§ GOAL OF THE EXERCISE: Pick out and copy every line below that has the word "ffffff".

(Chart and figure data)
□ □ □ □

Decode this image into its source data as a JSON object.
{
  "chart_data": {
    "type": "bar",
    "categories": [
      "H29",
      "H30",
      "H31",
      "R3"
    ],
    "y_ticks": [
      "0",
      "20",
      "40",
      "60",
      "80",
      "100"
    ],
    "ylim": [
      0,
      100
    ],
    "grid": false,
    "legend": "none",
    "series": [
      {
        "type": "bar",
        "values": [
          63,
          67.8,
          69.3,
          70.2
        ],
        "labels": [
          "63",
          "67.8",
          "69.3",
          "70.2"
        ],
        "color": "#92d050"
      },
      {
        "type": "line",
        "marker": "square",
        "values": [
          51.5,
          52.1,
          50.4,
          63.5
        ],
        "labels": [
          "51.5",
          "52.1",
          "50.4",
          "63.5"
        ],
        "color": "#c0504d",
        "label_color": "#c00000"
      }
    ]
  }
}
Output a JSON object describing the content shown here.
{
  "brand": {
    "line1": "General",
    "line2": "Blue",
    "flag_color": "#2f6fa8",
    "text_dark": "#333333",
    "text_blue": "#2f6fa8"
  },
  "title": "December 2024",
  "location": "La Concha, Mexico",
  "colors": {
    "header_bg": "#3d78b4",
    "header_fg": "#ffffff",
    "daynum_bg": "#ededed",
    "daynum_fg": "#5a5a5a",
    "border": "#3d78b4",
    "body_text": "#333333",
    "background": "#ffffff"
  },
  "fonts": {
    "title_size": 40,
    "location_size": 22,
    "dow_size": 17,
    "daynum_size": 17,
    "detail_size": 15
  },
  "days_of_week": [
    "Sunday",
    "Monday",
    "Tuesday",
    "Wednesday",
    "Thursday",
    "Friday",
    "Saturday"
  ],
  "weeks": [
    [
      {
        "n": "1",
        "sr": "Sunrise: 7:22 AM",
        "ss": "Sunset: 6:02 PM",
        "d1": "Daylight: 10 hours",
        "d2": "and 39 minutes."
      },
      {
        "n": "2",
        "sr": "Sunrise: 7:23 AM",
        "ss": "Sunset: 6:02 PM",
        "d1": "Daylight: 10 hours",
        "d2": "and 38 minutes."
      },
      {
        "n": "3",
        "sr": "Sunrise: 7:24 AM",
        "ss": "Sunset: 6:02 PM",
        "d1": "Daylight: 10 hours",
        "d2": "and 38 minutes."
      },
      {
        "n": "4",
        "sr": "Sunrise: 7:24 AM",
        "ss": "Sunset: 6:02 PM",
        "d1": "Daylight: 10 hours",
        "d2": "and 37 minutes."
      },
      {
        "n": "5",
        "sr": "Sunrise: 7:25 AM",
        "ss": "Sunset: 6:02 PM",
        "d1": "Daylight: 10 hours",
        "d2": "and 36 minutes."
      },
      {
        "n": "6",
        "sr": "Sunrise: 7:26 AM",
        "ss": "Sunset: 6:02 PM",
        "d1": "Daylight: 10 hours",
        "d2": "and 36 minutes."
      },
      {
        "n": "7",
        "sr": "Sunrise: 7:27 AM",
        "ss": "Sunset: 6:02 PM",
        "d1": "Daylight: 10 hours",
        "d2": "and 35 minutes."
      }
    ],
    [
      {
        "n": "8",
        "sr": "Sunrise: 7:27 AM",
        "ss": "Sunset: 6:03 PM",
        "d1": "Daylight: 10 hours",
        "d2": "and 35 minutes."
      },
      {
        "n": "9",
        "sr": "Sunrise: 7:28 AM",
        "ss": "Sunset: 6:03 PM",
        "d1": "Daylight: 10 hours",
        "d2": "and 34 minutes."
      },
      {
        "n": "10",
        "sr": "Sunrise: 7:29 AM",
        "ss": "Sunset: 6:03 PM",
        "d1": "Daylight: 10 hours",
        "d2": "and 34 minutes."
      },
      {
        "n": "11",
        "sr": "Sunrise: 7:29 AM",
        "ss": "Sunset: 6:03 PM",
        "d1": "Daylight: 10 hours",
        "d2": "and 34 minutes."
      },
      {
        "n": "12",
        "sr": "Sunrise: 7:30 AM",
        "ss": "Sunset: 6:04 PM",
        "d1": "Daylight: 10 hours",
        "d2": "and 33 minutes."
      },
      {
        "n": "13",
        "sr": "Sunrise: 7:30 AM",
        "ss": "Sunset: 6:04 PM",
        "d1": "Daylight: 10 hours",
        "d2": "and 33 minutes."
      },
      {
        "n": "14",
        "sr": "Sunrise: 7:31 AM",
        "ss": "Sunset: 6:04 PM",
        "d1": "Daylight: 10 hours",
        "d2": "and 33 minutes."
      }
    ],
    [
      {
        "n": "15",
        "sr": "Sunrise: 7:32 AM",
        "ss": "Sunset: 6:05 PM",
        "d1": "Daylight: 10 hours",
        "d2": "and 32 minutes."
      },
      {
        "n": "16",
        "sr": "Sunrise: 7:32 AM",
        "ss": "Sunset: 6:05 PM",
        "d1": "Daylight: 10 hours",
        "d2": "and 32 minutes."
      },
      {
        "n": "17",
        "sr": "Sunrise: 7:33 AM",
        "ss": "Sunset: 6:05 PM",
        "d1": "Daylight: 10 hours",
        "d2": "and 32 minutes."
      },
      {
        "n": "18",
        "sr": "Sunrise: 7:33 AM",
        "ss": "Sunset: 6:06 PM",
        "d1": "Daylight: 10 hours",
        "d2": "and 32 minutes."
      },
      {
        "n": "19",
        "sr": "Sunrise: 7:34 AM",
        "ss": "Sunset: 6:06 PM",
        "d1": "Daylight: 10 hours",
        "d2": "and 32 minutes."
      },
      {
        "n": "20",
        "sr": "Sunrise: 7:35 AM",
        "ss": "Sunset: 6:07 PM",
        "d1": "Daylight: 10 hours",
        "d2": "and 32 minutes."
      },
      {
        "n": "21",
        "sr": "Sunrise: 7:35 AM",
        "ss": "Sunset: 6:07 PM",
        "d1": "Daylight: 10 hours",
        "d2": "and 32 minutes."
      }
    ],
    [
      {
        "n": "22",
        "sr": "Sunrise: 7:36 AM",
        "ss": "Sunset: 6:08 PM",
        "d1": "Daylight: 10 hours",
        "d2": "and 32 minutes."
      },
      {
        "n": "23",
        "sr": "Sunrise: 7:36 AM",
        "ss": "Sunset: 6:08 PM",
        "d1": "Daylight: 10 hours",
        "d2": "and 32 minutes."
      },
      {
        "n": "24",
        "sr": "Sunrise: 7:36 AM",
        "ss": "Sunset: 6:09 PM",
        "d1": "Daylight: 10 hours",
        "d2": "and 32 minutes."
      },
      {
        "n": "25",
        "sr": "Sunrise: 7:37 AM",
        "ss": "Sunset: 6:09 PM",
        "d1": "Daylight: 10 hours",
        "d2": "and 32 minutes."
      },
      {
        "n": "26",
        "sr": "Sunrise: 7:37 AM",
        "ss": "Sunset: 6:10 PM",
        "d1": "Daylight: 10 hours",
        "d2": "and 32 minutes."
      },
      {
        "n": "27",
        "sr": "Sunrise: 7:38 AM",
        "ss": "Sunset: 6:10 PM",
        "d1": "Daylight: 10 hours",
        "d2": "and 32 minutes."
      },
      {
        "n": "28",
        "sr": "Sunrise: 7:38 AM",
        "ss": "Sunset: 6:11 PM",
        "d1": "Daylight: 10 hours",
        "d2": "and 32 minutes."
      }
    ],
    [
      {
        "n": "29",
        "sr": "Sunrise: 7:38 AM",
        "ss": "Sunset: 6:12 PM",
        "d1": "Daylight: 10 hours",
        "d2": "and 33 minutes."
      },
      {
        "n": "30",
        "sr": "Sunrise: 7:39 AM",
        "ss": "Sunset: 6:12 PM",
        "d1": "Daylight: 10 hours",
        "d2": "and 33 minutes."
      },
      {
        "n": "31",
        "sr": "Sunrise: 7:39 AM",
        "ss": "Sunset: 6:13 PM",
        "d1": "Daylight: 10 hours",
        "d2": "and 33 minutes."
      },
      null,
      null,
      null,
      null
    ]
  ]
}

□ □ □ □

§ RESPONSE TO THIS EXERCISE:
    "header_fg": "#ffffff",
    "background": "#ffffff"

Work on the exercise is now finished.